» Requirements:
Look at the entries below and reproduce them exactly.

» Records supplied:
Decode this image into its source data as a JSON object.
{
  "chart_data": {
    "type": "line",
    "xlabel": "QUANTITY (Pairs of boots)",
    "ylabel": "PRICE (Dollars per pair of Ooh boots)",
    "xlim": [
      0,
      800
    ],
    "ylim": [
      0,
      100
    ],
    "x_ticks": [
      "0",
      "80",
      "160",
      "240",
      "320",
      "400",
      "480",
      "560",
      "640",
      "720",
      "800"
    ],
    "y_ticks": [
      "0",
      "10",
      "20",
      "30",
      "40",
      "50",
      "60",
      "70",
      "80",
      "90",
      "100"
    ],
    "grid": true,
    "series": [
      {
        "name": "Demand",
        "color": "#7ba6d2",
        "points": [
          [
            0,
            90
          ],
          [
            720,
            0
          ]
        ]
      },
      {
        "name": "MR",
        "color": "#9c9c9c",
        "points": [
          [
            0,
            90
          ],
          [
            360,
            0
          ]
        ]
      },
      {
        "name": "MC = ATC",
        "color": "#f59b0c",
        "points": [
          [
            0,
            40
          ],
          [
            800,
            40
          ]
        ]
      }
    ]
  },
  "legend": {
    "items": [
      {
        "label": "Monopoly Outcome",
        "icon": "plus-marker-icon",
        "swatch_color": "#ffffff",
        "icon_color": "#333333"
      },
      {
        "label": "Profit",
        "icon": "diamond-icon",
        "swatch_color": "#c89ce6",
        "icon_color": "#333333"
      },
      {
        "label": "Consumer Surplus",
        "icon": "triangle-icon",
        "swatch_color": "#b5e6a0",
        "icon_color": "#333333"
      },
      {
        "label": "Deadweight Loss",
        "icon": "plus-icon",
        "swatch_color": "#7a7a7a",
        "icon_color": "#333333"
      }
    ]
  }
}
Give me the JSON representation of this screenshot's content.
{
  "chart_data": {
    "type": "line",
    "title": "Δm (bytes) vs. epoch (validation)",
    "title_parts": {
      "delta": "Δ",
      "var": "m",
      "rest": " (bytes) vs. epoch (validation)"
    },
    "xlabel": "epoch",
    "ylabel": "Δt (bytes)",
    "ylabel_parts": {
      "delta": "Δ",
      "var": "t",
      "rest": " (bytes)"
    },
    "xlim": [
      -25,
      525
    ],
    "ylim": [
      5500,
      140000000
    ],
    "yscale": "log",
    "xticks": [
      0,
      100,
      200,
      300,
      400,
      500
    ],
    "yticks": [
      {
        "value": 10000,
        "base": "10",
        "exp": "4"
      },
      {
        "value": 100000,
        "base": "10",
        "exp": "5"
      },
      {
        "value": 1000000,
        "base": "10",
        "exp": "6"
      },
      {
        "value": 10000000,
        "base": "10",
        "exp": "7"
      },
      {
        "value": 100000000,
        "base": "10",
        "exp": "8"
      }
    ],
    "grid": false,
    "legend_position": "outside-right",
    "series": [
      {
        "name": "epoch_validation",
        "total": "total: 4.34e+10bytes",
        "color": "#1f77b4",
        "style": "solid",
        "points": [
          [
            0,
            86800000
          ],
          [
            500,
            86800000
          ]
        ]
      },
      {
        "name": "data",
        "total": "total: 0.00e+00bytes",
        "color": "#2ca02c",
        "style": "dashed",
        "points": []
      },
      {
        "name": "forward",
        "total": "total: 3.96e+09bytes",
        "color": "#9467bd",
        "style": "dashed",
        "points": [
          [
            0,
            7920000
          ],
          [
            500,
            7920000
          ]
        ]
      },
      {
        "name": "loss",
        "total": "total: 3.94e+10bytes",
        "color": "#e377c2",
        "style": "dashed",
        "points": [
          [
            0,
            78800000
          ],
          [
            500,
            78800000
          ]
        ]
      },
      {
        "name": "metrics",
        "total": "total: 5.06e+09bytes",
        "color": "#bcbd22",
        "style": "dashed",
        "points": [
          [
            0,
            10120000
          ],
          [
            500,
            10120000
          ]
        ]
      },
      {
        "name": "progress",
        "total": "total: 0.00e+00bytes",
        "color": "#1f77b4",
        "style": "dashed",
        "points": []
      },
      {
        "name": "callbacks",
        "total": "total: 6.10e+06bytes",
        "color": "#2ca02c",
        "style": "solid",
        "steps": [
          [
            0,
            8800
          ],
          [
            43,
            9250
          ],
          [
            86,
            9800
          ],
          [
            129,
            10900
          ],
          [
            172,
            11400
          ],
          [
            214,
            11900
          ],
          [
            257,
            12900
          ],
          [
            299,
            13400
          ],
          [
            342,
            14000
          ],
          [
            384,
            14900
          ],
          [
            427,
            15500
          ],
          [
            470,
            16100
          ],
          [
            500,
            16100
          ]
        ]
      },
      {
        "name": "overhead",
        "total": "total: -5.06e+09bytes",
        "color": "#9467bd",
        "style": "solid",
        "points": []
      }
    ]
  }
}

» The result:
Decode this image into its source data as a JSON object.
{
  "chart_data": {
    "type": "line",
    "xlabel": "QUANTITY (Pairs of boots)",
    "ylabel": "PRICE (Dollars per pair of Ooh boots)",
    "xlim": [
      0,
      800
    ],
    "ylim": [
      0,
      100
    ],
    "x_ticks": [
      "0",
      "80",
      "160",
      "240",
      "320",
      "400",
      "480",
      "560",
      "640",
      "720",
      "800"
    ],
    "y_ticks": [
      "0",
      "10",
      "20",
      "30",
      "40",
      "50",
      "60",
      "70",
      "80",
      "90",
      "100"
    ],
    "grid": true,
    "series": [
      {
        "name": "Demand",
        "color": "#7ba6d2",
        "points": [
          [
            0,
            90
          ],
          [
            720,
            0
          ]
        ]
      },
      {
        "name": "MR",
        "color": "#9c9c9c",
        "points": [
          [
            0,
            90
          ],
          [
            360,
            0
          ]
        ]
      },
      {
        "name": "MC = ATC",
        "color": "#f59b0c",
        "points": [
          [
            0,
            40
          ],
          [
            800,
            40
          ]
        ]
      }
    ]
  },
  "legend": {
    "items": [
      {
        "label": "Monopoly Outcome",
        "icon": "plus-marker-icon",
        "swatch_color": "#ffffff",
        "icon_color": "#333333"
      },
      {
        "label": "Profit",
        "icon": "diamond-icon",
        "swatch_color": "#c89ce6",
        "icon_color": "#333333"
      },
      {
        "label": "Consumer Surplus",
        "icon": "triangle-icon",
        "swatch_color": "#b5e6a0",
        "icon_color": "#333333"
      },
      {
        "label": "Deadweight Loss",
        "icon": "plus-icon",
        "swatch_color": "#7a7a7a",
        "icon_color": "#333333"
      }
    ]
  }
}
Give me the JSON representation of this screenshot's content.
{
  "chart_data": {
    "type": "line",
    "title": "Δm (bytes) vs. epoch (validation)",
    "title_parts": {
      "delta": "Δ",
      "var": "m",
      "rest": " (bytes) vs. epoch (validation)"
    },
    "xlabel": "epoch",
    "ylabel": "Δt (bytes)",
    "ylabel_parts": {
      "delta": "Δ",
      "var": "t",
      "rest": " (bytes)"
    },
    "xlim": [
      -25,
      525
    ],
    "ylim": [
      5500,
      140000000
    ],
    "yscale": "log",
    "xticks": [
      0,
      100,
      200,
      300,
      400,
      500
    ],
    "yticks": [
      {
        "value": 10000,
        "base": "10",
        "exp": "4"
      },
      {
        "value": 100000,
        "base": "10",
        "exp": "5"
      },
      {
        "value": 1000000,
        "base": "10",
        "exp": "6"
      },
      {
        "value": 10000000,
        "base": "10",
        "exp": "7"
      },
      {
        "value": 100000000,
        "base": "10",
        "exp": "8"
      }
    ],
    "grid": false,
    "legend_position": "outside-right",
    "series": [
      {
        "name": "epoch_validation",
        "total": "total: 4.34e+10bytes",
        "color": "#1f77b4",
        "style": "solid",
        "points": [
          [
            0,
            86800000
          ],
          [
            500,
            86800000
          ]
        ]
      },
      {
        "name": "data",
        "total": "total: 0.00e+00bytes",
        "color": "#2ca02c",
        "style": "dashed",
        "points": []
      },
      {
        "name": "forward",
        "total": "total: 3.96e+09bytes",
        "color": "#9467bd",
        "style": "dashed",
        "points": [
          [
            0,
            7920000
          ],
          [
            500,
            7920000
          ]
        ]
      },
      {
        "name": "loss",
        "total": "total: 3.94e+10bytes",
        "color": "#e377c2",
        "style": "dashed",
        "points": [
          [
            0,
            78800000
          ],
          [
            500,
            78800000
          ]
        ]
      },
      {
        "name": "metrics",
        "total": "total: 5.06e+09bytes",
        "color": "#bcbd22",
        "style": "dashed",
        "points": [
          [
            0,
            10120000
          ],
          [
            500,
            10120000
          ]
        ]
      },
      {
        "name": "progress",
        "total": "total: 0.00e+00bytes",
        "color": "#1f77b4",
        "style": "dashed",
        "points": []
      },
      {
        "name": "callbacks",
        "total": "total: 6.10e+06bytes",
        "color": "#2ca02c",
        "style": "solid",
        "steps": [
          [
            0,
            8800
          ],
          [
            43,
            9250
          ],
          [
            86,
            9800
          ],
          [
            129,
            10900
          ],
          [
            172,
            11400
          ],
          [
            214,
            11900
          ],
          [
            257,
            12900
          ],
          [
            299,
            13400
          ],
          [
            342,
            14000
          ],
          [
            384,
            14900
          ],
          [
            427,
            15500
          ],
          [
            470,
            16100
          ],
          [
            500,
            16100
          ]
        ]
      },
      {
        "name": "overhead",
        "total": "total: -5.06e+09bytes",
        "color": "#9467bd",
        "style": "solid",
        "points": []
      }
    ]
  }
}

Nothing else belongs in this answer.